Mr. Wang (Herald Angel in Some Monitors Are Human) shared with me once that when he first saw his bride-to-be he didn’t think she was beautiful at all. His parents had selected her and he had no choice in the matter. They married. He said, “And as I got to know her I found her beauty changed and she became more and more beautifuler. Now, I can’t believe I ever thought her unattractive. She is most beautiful women in China.” He thought about it for a moment and added, “No! In the world!” And the tears in his eyes told me he meant it.

Beauty is like that. When Daryl and I started dating the more he talked about his burden for the nations, the more he talked about his love for God, the more he expressed his heart for the lost the better looking he became. Today he’s Harrison Ford to me.

When I first moved to Johnson County, Kansas, I wanted to be involved in a women’s Bible study. I went to a few but, all anyone wanted to talk about was Botox and fat-free dressing. One lady cornered me and for about 15 long, painful minutes she went on and on about her discovery of varicose veins on her legs. I almost went into a coma. Seriously.

The Church of all institutions should have a very clear definition of beauty. But followers of Christ, at least here in the States, have allowed Hollywood to determine for us what is beautiful and what is not. It’s strange, because the Church doesn’t allow Hollywood to tell us how to discipline our kids, what our political views should be, we don’t look to Hollywood for our moral and ethical standards, but when it comes to beauty we embrace everything Hollywood tells us about looks. We allow the media to set our standards.

Won’t we all be surprised when we get to heaven and find out that cellulite is a standard of beauty in God’s eyes? How weird will it be for us to get to heaven and find out that cellulite is on every single angel? We’ve gotten so much wrong, why should beauty be an exception? In Jesus’s upside down gospel where the first shall be last, the weak are strong, leaders must be servants, why can’t cellulite be a beauty mark?

Health and fitness are whole other matters. I’m talking about beauty here. What God thinks is lovely. The story of David is a perfect example of how God just simply doesn’t see things the way we do. Samuel was sure any one of Jesse’s other sons should be king. But God chose the little guy—the shepherd boy and said to Samuel, “You look on the outside. I look at the heart.”

(Stored dataset items)
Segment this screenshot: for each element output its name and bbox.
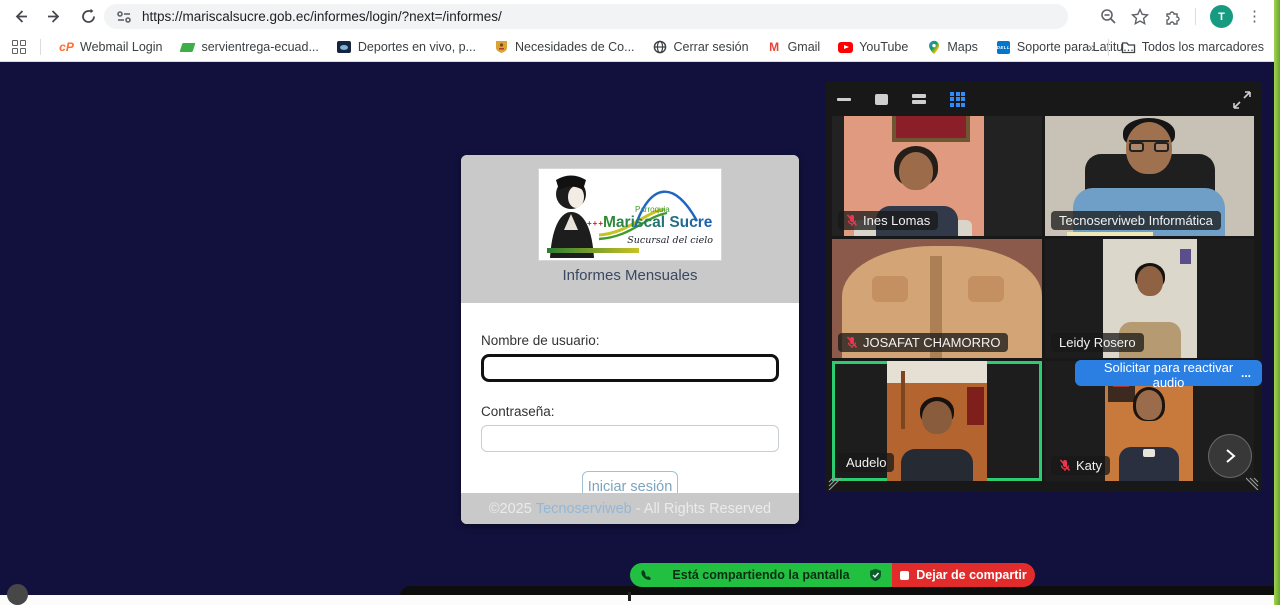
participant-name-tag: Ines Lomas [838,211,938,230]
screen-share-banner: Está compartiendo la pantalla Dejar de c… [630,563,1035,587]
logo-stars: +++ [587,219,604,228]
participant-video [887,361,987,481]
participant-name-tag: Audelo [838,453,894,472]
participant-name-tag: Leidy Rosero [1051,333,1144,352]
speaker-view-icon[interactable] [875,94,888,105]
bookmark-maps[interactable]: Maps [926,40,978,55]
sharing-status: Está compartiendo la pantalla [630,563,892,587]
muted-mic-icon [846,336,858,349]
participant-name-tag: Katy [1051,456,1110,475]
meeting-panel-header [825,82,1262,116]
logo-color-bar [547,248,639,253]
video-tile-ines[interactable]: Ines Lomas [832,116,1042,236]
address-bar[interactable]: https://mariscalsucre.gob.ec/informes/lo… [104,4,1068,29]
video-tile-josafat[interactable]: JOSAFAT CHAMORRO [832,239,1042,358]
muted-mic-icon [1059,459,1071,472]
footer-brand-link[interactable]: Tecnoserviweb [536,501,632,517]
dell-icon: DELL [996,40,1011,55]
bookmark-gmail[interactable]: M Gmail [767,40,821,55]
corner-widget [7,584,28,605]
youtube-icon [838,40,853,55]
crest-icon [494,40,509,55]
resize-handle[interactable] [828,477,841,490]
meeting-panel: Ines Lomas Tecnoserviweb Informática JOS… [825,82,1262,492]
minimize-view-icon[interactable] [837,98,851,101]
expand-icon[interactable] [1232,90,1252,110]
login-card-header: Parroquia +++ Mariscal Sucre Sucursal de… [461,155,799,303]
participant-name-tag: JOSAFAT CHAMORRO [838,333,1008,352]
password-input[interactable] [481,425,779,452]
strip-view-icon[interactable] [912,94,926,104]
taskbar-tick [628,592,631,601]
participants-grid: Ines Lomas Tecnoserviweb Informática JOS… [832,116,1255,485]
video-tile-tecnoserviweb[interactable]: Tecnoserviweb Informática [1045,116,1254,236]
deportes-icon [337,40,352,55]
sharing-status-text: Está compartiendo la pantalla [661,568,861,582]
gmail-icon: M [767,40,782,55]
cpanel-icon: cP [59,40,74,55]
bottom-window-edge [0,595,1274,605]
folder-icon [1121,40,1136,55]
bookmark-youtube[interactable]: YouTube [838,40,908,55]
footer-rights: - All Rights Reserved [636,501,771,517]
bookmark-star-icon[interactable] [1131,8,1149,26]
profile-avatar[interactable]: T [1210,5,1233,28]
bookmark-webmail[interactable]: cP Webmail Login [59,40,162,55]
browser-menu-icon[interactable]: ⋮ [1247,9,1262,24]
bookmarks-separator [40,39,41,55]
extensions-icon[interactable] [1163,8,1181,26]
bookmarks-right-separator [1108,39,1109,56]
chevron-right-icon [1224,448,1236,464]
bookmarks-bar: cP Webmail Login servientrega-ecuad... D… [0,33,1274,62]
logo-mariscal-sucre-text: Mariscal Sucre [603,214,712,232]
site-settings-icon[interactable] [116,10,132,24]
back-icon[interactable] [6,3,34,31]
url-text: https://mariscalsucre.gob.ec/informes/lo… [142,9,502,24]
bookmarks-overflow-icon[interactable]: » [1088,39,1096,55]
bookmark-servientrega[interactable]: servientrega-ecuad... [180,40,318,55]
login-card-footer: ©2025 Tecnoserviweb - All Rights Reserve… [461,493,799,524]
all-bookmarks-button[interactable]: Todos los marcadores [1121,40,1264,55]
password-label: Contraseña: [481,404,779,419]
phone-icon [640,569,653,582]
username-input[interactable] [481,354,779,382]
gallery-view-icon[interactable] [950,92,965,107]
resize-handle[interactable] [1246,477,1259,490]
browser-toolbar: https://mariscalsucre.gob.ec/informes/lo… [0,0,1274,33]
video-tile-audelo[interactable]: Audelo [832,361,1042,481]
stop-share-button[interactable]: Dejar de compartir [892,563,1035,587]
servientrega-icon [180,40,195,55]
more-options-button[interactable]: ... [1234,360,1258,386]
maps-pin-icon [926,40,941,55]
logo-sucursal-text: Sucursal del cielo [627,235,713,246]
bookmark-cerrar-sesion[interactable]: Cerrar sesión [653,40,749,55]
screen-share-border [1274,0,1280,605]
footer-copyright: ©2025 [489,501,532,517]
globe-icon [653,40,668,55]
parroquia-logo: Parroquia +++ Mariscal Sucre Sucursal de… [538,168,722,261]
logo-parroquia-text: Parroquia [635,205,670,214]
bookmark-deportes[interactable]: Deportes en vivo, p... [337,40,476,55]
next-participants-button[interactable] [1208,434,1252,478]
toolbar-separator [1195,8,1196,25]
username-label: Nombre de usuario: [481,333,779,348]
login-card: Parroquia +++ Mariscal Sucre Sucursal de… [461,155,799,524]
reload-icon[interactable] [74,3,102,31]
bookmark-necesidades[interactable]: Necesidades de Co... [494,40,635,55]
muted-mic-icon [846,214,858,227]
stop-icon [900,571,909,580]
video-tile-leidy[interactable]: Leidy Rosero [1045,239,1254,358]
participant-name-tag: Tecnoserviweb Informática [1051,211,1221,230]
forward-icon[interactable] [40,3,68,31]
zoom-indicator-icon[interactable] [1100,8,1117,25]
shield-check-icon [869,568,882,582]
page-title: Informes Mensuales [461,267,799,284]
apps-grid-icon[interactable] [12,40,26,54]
--
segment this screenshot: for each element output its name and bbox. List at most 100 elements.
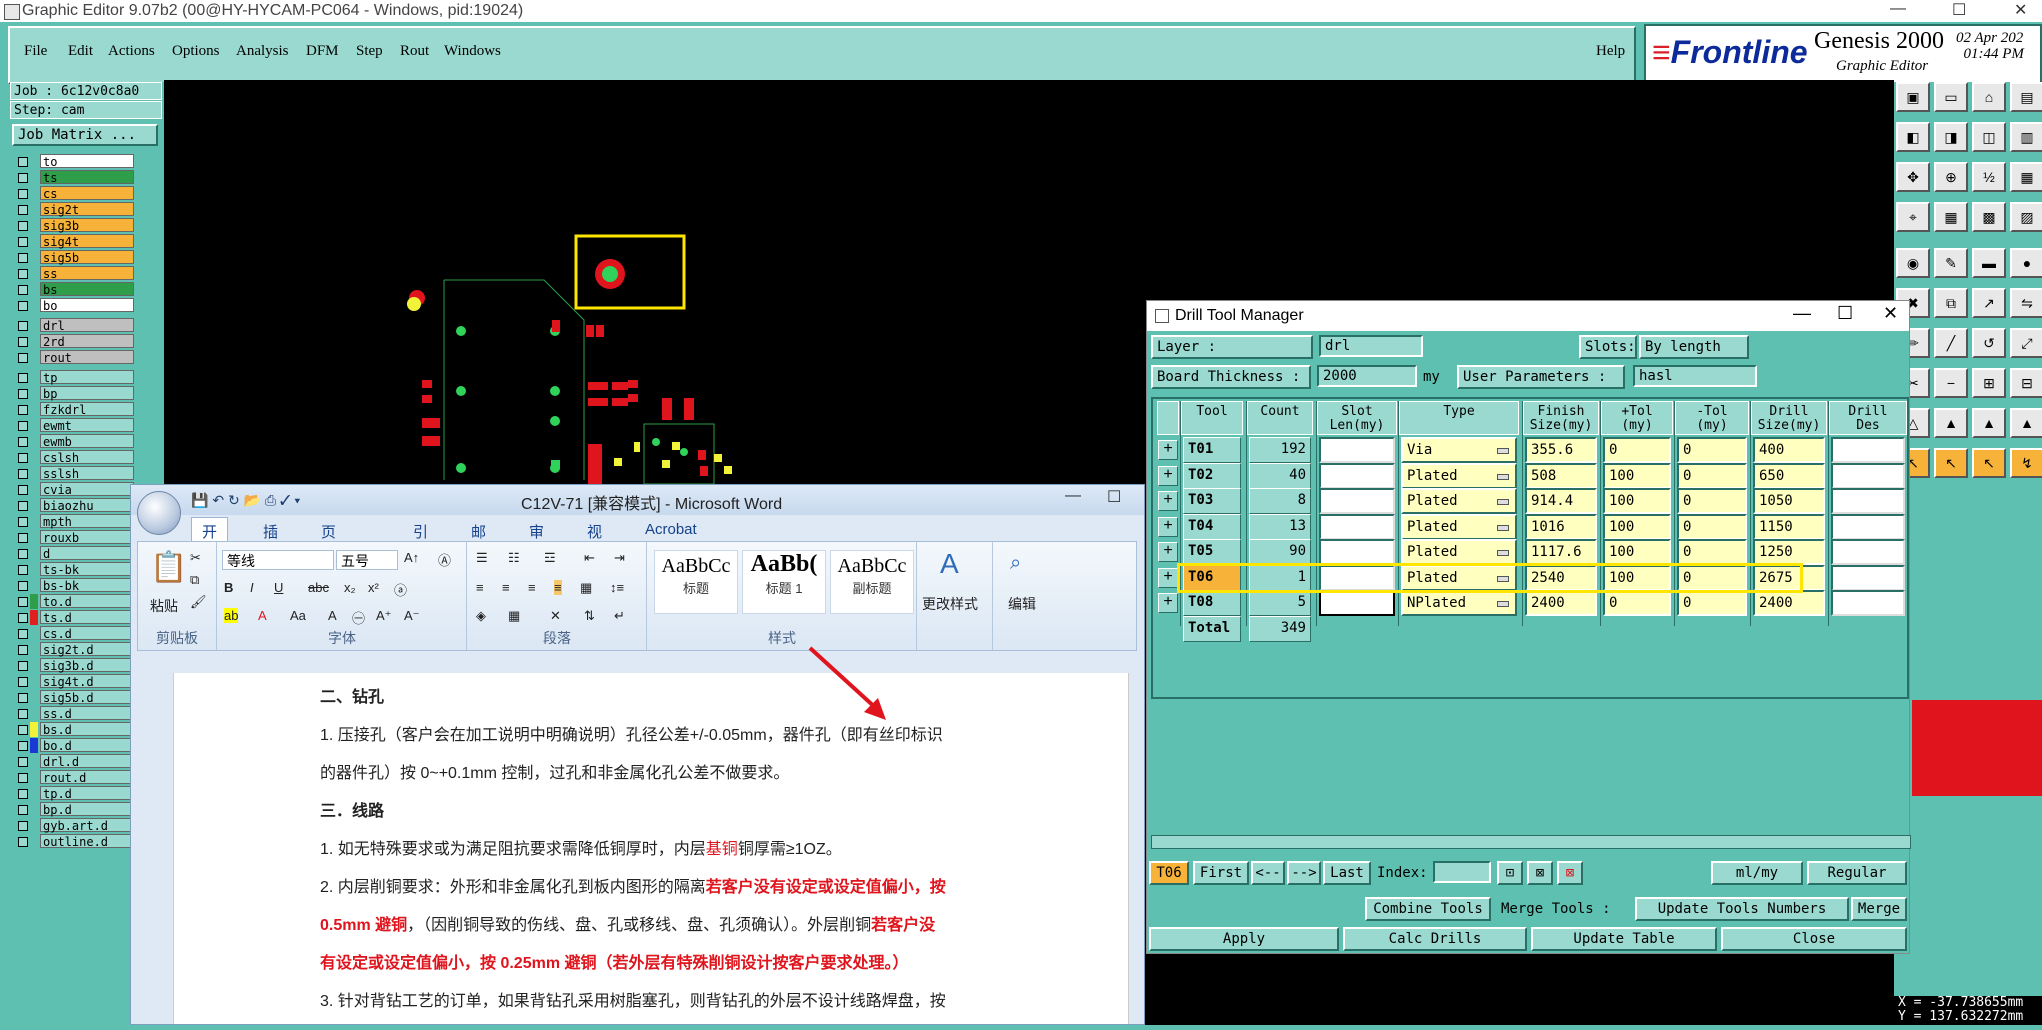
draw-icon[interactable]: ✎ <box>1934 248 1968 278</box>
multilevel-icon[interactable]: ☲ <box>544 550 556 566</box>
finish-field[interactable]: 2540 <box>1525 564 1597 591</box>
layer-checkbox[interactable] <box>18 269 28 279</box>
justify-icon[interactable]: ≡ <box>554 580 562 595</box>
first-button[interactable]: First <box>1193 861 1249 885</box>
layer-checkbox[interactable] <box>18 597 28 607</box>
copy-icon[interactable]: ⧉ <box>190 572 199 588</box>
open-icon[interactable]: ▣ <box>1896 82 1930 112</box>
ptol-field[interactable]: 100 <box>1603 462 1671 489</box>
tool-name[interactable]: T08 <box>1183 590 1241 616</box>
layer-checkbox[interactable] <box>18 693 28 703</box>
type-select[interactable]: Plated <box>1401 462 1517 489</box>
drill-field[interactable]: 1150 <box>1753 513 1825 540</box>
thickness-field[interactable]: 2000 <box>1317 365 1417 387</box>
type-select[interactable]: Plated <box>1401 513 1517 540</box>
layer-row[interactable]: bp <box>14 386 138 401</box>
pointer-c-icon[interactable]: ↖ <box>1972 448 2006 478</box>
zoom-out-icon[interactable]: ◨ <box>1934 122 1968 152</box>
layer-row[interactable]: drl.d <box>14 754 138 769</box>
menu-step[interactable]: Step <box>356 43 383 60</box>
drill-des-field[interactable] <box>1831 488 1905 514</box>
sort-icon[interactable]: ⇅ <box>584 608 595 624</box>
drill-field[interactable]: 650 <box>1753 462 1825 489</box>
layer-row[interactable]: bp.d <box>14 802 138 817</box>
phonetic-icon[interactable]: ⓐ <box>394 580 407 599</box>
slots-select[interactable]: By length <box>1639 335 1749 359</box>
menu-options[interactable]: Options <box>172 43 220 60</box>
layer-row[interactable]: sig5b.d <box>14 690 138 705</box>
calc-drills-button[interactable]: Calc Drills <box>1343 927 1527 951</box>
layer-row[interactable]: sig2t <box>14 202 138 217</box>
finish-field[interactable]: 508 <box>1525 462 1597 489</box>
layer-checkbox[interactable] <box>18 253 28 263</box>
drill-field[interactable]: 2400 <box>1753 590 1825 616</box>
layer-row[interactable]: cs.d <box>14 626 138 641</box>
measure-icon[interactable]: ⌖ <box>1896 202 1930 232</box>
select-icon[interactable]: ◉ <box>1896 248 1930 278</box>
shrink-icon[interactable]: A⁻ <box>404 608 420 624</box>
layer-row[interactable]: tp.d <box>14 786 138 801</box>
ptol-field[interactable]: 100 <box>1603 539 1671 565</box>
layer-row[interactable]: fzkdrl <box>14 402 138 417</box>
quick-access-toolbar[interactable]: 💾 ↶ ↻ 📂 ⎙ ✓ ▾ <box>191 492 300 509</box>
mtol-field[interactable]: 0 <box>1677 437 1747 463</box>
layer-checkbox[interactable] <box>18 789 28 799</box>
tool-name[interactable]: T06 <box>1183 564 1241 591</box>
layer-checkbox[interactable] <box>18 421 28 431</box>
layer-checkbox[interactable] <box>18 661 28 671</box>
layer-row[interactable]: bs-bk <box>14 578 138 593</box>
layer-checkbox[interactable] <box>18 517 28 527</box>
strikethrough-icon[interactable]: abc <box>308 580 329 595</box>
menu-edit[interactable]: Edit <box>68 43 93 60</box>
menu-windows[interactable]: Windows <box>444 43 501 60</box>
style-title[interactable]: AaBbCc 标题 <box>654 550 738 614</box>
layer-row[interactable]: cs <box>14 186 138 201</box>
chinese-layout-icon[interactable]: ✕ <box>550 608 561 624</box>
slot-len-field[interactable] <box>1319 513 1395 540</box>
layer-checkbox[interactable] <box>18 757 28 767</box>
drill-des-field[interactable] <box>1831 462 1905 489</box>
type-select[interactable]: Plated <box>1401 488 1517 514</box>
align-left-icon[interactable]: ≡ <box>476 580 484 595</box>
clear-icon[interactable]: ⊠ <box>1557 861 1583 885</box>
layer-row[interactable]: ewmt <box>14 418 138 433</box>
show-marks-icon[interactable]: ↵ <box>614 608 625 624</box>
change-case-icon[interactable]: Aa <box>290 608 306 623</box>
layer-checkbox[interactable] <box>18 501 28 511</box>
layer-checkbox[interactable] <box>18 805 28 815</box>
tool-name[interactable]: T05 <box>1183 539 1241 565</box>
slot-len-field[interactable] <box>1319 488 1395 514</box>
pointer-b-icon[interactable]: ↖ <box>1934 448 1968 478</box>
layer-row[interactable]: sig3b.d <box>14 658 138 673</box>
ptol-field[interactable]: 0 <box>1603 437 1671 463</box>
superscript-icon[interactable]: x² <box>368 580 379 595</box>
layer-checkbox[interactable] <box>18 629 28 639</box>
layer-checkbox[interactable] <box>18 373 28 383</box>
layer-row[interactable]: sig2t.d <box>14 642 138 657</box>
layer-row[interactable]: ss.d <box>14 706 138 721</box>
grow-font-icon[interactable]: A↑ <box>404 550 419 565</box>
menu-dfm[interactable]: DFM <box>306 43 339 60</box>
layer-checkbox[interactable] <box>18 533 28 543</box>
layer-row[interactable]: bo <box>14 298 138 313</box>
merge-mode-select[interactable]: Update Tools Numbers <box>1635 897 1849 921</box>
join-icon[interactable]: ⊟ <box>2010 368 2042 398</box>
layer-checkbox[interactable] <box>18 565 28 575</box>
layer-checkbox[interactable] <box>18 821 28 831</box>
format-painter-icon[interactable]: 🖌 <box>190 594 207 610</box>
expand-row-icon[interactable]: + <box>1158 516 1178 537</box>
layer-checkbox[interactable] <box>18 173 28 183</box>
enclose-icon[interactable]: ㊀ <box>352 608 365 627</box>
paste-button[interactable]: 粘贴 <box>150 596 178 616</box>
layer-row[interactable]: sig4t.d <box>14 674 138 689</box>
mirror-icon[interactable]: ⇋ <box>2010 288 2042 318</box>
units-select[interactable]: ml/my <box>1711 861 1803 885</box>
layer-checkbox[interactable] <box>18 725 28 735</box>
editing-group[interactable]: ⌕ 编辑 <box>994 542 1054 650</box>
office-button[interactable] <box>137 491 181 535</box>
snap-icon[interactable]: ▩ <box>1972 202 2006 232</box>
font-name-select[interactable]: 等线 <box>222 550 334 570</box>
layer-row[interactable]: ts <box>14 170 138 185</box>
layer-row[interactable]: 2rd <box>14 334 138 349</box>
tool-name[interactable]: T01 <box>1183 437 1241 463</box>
---
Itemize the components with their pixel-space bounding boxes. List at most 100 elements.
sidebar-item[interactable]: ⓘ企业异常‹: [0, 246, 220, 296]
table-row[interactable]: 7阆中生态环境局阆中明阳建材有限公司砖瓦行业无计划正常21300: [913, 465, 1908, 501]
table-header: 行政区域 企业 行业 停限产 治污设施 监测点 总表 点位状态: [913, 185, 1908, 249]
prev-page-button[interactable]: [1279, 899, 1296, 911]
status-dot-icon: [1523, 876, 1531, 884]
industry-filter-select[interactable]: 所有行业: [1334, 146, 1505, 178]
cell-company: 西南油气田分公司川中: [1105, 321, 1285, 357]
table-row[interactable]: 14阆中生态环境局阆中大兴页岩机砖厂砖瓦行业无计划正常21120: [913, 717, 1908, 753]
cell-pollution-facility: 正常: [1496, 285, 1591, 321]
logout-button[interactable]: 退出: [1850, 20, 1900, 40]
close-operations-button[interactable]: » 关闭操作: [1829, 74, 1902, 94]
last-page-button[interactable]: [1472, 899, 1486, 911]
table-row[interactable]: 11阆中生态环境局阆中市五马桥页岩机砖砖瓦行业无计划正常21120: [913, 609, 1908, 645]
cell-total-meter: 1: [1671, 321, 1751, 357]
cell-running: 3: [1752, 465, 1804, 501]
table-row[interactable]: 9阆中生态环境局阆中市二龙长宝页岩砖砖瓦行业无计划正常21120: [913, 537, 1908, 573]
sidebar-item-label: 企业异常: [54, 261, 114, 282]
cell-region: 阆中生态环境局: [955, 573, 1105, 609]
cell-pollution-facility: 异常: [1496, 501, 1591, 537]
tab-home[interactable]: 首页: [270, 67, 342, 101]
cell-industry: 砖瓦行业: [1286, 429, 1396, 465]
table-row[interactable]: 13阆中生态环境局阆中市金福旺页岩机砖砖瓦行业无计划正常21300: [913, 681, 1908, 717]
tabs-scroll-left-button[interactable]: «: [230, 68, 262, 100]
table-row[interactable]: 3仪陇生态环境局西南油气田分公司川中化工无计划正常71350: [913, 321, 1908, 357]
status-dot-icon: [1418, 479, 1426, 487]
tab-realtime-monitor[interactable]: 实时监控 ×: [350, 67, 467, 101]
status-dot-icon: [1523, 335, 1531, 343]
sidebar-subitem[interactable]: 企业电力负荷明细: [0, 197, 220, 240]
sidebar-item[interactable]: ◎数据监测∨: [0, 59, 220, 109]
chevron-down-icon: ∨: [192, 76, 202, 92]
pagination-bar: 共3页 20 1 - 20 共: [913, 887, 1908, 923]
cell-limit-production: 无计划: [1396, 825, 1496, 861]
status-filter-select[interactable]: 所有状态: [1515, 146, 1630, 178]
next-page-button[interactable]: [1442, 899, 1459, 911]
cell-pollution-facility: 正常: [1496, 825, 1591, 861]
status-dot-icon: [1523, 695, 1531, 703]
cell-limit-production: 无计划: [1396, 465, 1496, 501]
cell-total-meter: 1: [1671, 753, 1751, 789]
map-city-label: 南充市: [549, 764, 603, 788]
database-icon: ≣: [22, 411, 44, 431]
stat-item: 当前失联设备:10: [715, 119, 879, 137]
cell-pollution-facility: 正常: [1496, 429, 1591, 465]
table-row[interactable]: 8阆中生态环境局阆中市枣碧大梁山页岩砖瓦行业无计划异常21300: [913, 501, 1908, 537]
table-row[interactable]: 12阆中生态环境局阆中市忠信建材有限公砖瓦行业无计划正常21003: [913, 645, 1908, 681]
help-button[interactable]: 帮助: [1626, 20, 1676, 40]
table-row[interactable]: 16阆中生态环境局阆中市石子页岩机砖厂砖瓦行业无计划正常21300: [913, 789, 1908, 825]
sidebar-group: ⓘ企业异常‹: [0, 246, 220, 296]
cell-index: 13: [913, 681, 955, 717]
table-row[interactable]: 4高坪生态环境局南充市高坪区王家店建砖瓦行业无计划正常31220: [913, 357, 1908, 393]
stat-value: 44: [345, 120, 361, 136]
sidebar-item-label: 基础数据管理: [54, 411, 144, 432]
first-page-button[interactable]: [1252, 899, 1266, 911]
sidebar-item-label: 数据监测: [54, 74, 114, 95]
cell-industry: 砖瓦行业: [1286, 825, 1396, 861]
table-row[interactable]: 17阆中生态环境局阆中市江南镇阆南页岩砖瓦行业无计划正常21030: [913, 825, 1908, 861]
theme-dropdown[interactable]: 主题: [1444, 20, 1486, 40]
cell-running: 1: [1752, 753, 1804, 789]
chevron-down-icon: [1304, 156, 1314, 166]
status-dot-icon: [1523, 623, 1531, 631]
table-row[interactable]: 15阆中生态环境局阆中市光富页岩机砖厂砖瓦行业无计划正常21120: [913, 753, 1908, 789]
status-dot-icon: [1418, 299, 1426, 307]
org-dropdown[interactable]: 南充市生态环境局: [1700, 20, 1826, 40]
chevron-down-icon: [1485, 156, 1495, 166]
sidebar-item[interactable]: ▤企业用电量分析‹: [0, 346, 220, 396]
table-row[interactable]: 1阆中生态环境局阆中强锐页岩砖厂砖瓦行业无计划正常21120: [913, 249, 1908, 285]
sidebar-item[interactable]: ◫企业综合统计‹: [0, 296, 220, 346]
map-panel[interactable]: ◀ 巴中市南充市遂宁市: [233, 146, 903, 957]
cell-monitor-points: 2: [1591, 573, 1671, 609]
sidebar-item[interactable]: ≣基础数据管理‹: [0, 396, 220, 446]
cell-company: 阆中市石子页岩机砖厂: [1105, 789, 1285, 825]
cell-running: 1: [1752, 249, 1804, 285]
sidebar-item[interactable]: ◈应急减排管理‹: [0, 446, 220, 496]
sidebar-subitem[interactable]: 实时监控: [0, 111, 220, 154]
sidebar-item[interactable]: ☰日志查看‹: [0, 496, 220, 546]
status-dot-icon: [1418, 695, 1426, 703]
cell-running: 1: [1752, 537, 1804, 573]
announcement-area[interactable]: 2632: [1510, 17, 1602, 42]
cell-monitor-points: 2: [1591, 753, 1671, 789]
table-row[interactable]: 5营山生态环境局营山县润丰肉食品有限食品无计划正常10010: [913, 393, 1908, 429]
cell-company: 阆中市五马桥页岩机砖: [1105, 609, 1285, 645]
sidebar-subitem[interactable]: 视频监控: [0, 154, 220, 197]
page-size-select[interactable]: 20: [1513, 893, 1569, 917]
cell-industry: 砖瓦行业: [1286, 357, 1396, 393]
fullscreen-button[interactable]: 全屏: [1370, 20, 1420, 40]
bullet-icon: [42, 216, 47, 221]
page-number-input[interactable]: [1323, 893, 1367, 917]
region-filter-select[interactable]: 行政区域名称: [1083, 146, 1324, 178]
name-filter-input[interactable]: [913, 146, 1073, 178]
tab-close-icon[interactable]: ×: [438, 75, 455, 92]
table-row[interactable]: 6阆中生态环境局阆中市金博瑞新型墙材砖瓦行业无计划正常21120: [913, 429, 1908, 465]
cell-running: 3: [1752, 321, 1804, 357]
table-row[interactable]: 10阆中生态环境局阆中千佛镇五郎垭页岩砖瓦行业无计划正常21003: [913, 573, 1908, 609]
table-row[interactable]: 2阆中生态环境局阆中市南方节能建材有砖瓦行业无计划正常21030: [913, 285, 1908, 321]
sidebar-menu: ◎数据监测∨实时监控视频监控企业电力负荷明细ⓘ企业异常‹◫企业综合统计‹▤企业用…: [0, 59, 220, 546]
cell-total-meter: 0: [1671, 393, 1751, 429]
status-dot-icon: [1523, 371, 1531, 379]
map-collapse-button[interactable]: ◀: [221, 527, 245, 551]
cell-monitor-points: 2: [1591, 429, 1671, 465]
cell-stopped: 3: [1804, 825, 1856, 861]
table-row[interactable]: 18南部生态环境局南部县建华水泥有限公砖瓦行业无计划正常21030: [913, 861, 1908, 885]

● **Exercise instructions**
1. From the essay on beauty, extract everything from "When I first" down to "set our standards." without changing a word.
2. Write what comes next in the essay on beauty, picking up after its final sentence.

● **Responses in order**
1.
When I first moved to Johnson County, Kansas, I wanted to be involved in a women’s Bible study. I went to a few but, all anyone wanted to talk about was Botox and fat-free dressing. One lady cornered me and for about 15 long, painful minutes she went on and on about her discovery of varicose veins on her legs. I almost went into a coma. Seriously.

The Church of all institutions should have a very clear definition of beauty. But followers of Christ, at least here in the States, have allowed Hollywood to determine for us what is beautiful and what is not. It’s strange, because the Church doesn’t allow Hollywood to tell us how to discipline our kids, what our political views should be, we don’t look to Hollywood for our moral and ethical standards, but when it comes to beauty we embrace everything Hollywood tells us about looks. We allow the media to set our standards.

2.
Kindness, loving others, gentleness, faith, holiness, putting others first—these should be our real attributes of beauty. My girlfriend Anna was raising three small children and one day was extremely hectic. Two of them had colds, the third felt neglected, they had a late start to the day and she spent the whole afternoon wiping noses, wiping bottoms, cooking, cleaning–going from one emergency to another. When her husband Danny came home she hadn’t showered and hadn’t even gotten out of her pajamas. The evening was over and she fell into bed—no shower, still in the same jammies, exhausted from motherhood and all the day had brought. Daniel snuggled close to her and took in the mothering smells of her day and said, “You’ve never smelled more lovely to me; this is the fragrance of home.” Smelly good.

Anyone who knows me knows I love Corrie ten Boom. I think she’s one of the most beautiful women who ever lived. Christ’s light radiated from her. But she wasn’t small. In fact, with the Southern Baptist’s new weight and measurement restrictions on missionaries, she wouldn’t have qualified to serve with them. A woman missionary cannot have a waist over 34 inches. Sorry Corrie, the size of your waist is more important than the size of your heart.

Solomon’s mom, (Yup! That’s Bathsheba) tells him, “Charm is deceptive and beauty is fleeting; but a woman who fears the Lord is to be praised” (Proverbs 31:30).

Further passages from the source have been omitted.